Begin Information provided
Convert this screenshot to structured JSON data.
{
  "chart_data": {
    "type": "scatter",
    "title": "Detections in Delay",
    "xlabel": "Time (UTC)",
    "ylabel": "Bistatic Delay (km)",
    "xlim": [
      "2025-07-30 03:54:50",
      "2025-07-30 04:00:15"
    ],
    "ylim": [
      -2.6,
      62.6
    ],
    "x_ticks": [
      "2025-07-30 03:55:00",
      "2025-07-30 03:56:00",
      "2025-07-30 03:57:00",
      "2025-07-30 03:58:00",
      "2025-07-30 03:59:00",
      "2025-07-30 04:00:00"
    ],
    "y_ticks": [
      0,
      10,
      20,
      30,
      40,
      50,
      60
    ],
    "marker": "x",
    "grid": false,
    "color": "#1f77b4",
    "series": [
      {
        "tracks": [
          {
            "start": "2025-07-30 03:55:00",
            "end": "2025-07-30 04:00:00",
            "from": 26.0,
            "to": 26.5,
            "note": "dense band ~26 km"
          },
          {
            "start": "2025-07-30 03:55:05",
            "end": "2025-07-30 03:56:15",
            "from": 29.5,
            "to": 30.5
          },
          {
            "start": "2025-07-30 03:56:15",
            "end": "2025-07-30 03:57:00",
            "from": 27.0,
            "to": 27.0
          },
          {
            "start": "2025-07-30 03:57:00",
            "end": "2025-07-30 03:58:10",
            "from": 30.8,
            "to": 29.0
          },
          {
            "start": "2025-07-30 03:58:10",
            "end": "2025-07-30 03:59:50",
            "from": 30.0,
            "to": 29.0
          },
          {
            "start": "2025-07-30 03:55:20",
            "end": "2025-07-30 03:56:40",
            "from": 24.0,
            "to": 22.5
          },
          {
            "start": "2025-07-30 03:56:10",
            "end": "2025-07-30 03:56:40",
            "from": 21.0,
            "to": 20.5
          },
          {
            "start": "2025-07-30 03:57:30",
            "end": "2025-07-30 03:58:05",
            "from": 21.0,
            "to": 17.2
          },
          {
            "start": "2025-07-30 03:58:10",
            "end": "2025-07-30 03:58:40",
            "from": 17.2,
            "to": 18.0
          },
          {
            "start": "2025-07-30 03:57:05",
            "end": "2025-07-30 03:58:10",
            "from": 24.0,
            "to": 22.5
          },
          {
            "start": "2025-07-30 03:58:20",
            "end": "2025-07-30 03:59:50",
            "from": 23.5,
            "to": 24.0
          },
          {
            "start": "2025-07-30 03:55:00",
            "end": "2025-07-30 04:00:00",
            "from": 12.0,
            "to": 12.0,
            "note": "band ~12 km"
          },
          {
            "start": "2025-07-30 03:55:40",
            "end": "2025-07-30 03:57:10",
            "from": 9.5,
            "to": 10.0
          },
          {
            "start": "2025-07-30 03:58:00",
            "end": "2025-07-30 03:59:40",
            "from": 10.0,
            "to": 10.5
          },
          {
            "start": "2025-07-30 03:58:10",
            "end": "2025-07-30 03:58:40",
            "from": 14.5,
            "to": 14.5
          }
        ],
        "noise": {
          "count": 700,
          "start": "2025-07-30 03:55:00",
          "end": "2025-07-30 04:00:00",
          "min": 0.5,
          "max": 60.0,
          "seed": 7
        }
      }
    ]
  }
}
End Information provided
■ What the task requires
Please quote the records above exactly, without skipping a line.

■ Answer for the task
Convert this screenshot to structured JSON data.
{
  "chart_data": {
    "type": "scatter",
    "title": "Detections in Delay",
    "xlabel": "Time (UTC)",
    "ylabel": "Bistatic Delay (km)",
    "xlim": [
      "2025-07-30 03:54:50",
      "2025-07-30 04:00:15"
    ],
    "ylim": [
      -2.6,
      62.6
    ],
    "x_ticks": [
      "2025-07-30 03:55:00",
      "2025-07-30 03:56:00",
      "2025-07-30 03:57:00",
      "2025-07-30 03:58:00",
      "2025-07-30 03:59:00",
      "2025-07-30 04:00:00"
    ],
    "y_ticks": [
      0,
      10,
      20,
      30,
      40,
      50,
      60
    ],
    "marker": "x",
    "grid": false,
    "color": "#1f77b4",
    "series": [
      {
        "tracks": [
          {
            "start": "2025-07-30 03:55:00",
            "end": "2025-07-30 04:00:00",
            "from": 26.0,
            "to": 26.5,
            "note": "dense band ~26 km"
          },
          {
            "start": "2025-07-30 03:55:05",
            "end": "2025-07-30 03:56:15",
            "from": 29.5,
            "to": 30.5
          },
          {
            "start": "2025-07-30 03:56:15",
            "end": "2025-07-30 03:57:00",
            "from": 27.0,
            "to": 27.0
          },
          {
            "start": "2025-07-30 03:57:00",
            "end": "2025-07-30 03:58:10",
            "from": 30.8,
            "to": 29.0
          },
          {
            "start": "2025-07-30 03:58:10",
            "end": "2025-07-30 03:59:50",
            "from": 30.0,
            "to": 29.0
          },
          {
            "start": "2025-07-30 03:55:20",
            "end": "2025-07-30 03:56:40",
            "from": 24.0,
            "to": 22.5
          },
          {
            "start": "2025-07-30 03:56:10",
            "end": "2025-07-30 03:56:40",
            "from": 21.0,
            "to": 20.5
          },
          {
            "start": "2025-07-30 03:57:30",
            "end": "2025-07-30 03:58:05",
            "from": 21.0,
            "to": 17.2
          },
          {
            "start": "2025-07-30 03:58:10",
            "end": "2025-07-30 03:58:40",
            "from": 17.2,
            "to": 18.0
          },
          {
            "start": "2025-07-30 03:57:05",
            "end": "2025-07-30 03:58:10",
            "from": 24.0,
            "to": 22.5
          },
          {
            "start": "2025-07-30 03:58:20",
            "end": "2025-07-30 03:59:50",
            "from": 23.5,
            "to": 24.0
          },
          {
            "start": "2025-07-30 03:55:00",
            "end": "2025-07-30 04:00:00",
            "from": 12.0,
            "to": 12.0,
            "note": "band ~12 km"
          },
          {
            "start": "2025-07-30 03:55:40",
            "end": "2025-07-30 03:57:10",
            "from": 9.5,
            "to": 10.0
          },
          {
            "start": "2025-07-30 03:58:00",
            "end": "2025-07-30 03:59:40",
            "from": 10.0,
            "to": 10.5
          },
          {
            "start": "2025-07-30 03:58:10",
            "end": "2025-07-30 03:58:40",
            "from": 14.5,
            "to": 14.5
          }
        ],
        "noise": {
          "count": 700,
          "start": "2025-07-30 03:55:00",
          "end": "2025-07-30 04:00:00",
          "min": 0.5,
          "max": 60.0,
          "seed": 7
        }
      }
    ]
  }
}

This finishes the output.